### What the exercise asks:
Check every line below for the word "Main" and copy the ones that have it.
--- start Exercise inputs ---
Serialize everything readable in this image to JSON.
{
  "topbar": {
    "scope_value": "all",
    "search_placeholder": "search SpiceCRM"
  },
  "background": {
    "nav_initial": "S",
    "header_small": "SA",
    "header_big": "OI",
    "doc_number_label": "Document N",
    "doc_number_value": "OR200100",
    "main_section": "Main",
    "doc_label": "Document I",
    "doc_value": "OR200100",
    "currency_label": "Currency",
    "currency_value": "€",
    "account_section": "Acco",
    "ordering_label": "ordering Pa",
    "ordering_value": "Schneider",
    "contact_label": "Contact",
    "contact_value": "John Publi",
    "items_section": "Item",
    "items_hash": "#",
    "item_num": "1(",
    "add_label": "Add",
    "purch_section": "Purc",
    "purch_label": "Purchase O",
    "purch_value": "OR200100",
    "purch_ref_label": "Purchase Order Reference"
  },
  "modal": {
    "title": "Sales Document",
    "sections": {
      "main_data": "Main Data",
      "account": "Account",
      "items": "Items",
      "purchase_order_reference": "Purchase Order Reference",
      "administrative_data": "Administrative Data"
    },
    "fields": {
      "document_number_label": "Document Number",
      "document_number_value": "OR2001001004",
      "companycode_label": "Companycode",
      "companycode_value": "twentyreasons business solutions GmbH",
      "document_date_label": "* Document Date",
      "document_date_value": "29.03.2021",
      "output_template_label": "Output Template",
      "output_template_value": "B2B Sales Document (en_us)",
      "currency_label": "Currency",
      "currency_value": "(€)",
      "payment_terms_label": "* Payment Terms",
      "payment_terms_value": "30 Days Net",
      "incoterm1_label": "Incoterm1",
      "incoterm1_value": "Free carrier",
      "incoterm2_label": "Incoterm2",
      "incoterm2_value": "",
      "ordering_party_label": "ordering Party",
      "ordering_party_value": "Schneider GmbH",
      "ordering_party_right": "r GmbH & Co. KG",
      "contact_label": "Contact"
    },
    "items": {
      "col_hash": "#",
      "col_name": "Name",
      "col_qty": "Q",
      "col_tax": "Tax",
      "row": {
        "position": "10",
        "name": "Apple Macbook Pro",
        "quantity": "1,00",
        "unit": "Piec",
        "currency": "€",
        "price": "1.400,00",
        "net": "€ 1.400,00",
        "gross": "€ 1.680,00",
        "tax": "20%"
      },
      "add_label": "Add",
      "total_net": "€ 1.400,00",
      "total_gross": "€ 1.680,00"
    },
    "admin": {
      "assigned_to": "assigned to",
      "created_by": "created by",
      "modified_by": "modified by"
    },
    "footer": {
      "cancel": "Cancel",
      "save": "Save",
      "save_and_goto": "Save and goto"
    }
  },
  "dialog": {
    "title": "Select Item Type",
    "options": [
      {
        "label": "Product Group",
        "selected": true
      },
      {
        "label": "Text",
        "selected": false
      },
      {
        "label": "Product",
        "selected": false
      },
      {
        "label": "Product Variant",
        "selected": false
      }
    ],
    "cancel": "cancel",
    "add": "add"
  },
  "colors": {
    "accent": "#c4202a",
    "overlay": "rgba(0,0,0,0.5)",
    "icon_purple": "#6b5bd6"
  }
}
--- end Exercise inputs ---
### Task solution:
    "main_section": "Main",
      "main_data": "Main Data",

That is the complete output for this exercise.